> _Directive_
Drop every picture and give the entries back exactly.

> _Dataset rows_
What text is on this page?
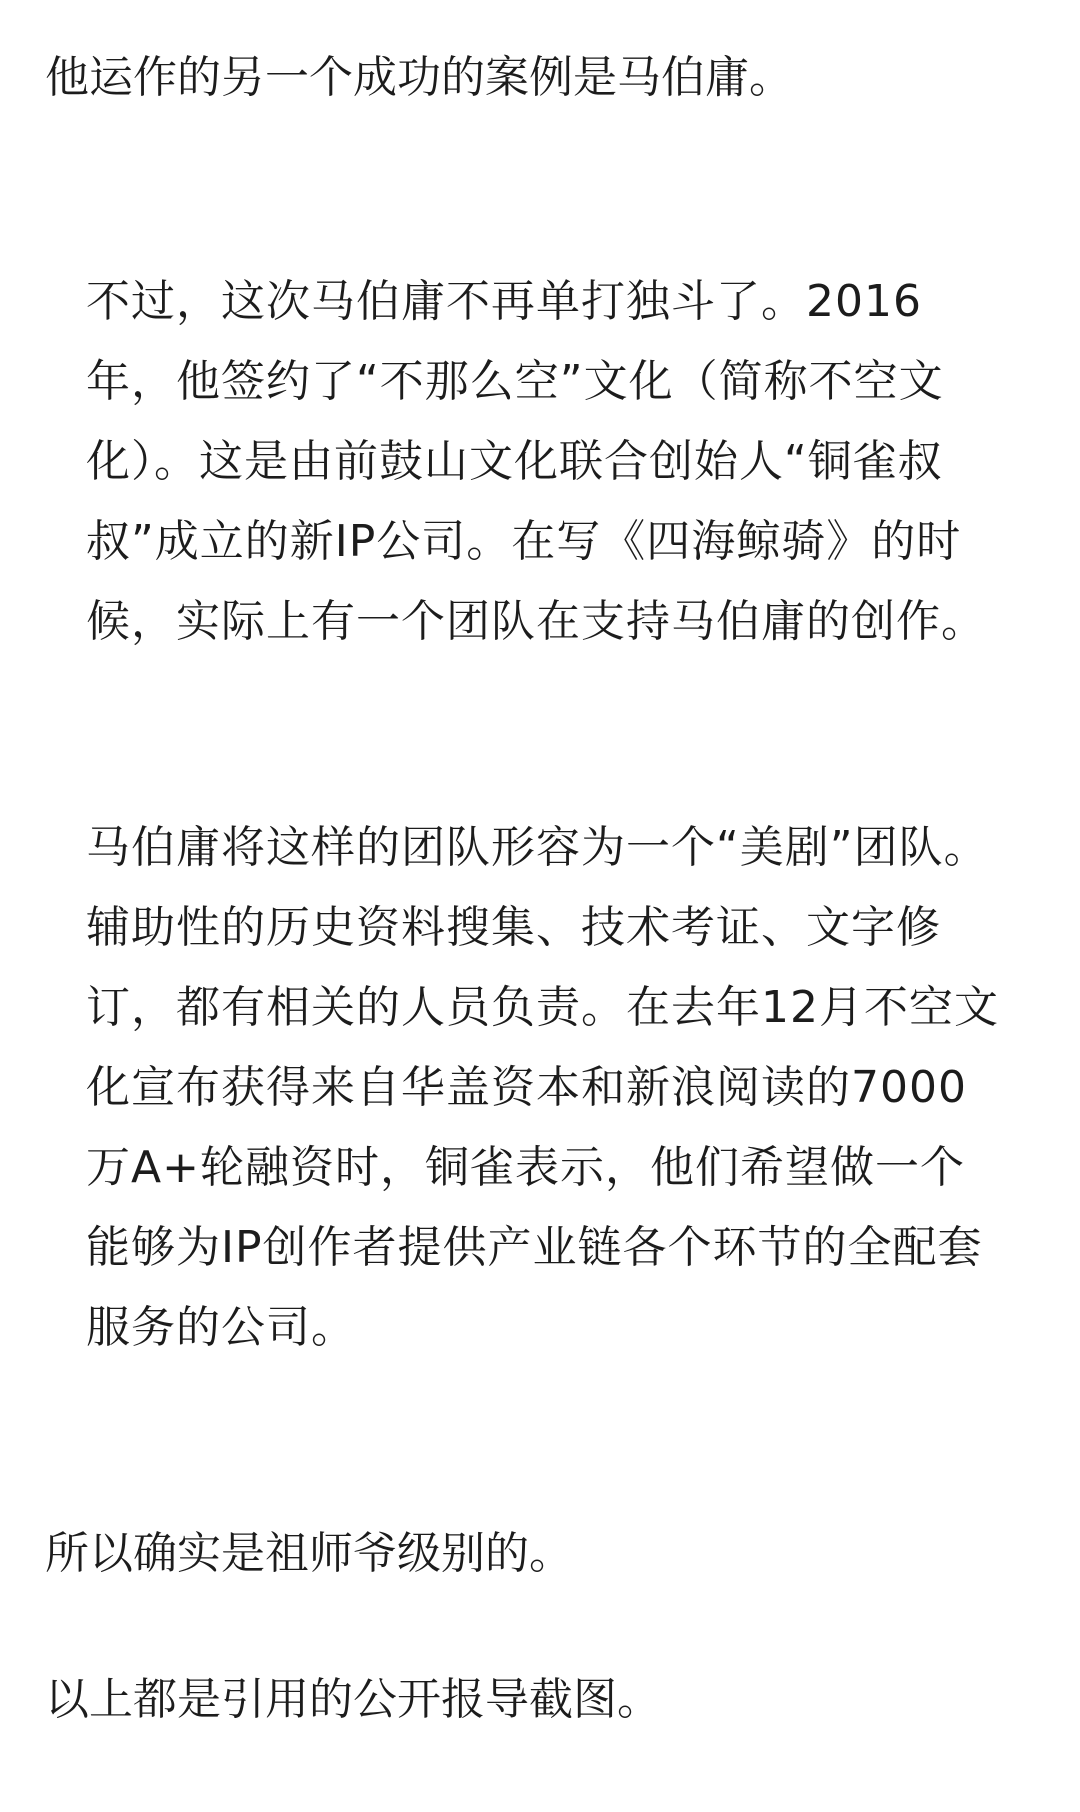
他运作的另一个成功的案例是马伯庸。

不过，这次马伯庸不再单打独斗了。2016年，他签约了“不那么空”文化（简称不空文化）。这是由前鼓山文化联合创始人“铜雀叔叔”成立的新IP公司。在写《四海鲸骑》的时候，实际上有一个团队在支持马伯庸的创作。

马伯庸将这样的团队形容为一个“美剧”团队。辅助性的历史资料搜集、技术考证、文字修订，都有相关的人员负责。在去年12月不空文化宣布获得来自华盖资本和新浪阅读的7000万A+轮融资时，铜雀表示，他们希望做一个能够为IP创作者提供产业链各个环节的全配套服务的公司。

所以确实是祖师爷级别的。

以上都是引用的公开报导截图。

> _Finished answer_
What text is on this page?
他运作的另一个成功的案例是马伯庸。

不过，这次马伯庸不再单打独斗了。2016年，他签约了“不那么空”文化（简称不空文化）。这是由前鼓山文化联合创始人“铜雀叔叔”成立的新IP公司。在写《四海鲸骑》的时候，实际上有一个团队在支持马伯庸的创作。

马伯庸将这样的团队形容为一个“美剧”团队。辅助性的历史资料搜集、技术考证、文字修订，都有相关的人员负责。在去年12月不空文化宣布获得来自华盖资本和新浪阅读的7000万A+轮融资时，铜雀表示，他们希望做一个能够为IP创作者提供产业链各个环节的全配套服务的公司。

所以确实是祖师爷级别的。

以上都是引用的公开报导截图。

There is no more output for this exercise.